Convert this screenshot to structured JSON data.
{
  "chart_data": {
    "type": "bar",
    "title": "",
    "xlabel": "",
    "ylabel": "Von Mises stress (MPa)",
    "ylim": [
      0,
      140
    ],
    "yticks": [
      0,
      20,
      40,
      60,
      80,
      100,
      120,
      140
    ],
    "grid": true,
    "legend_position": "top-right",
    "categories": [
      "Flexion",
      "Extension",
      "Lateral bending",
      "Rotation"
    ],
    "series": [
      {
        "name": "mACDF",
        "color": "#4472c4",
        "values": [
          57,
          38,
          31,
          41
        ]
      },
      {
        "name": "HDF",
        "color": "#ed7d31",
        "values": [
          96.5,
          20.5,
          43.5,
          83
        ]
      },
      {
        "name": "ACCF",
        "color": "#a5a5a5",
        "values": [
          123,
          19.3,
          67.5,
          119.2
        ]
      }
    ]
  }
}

++++++++++++++++++++

In full and verbatim, repeat the records given above.

■ ANSWER TO THIS TASK
Convert this screenshot to structured JSON data.
{
  "chart_data": {
    "type": "bar",
    "title": "",
    "xlabel": "",
    "ylabel": "Von Mises stress (MPa)",
    "ylim": [
      0,
      140
    ],
    "yticks": [
      0,
      20,
      40,
      60,
      80,
      100,
      120,
      140
    ],
    "grid": true,
    "legend_position": "top-right",
    "categories": [
      "Flexion",
      "Extension",
      "Lateral bending",
      "Rotation"
    ],
    "series": [
      {
        "name": "mACDF",
        "color": "#4472c4",
        "values": [
          57,
          38,
          31,
          41
        ]
      },
      {
        "name": "HDF",
        "color": "#ed7d31",
        "values": [
          96.5,
          20.5,
          43.5,
          83
        ]
      },
      {
        "name": "ACCF",
        "color": "#a5a5a5",
        "values": [
          123,
          19.3,
          67.5,
          119.2
        ]
      }
    ]
  }
}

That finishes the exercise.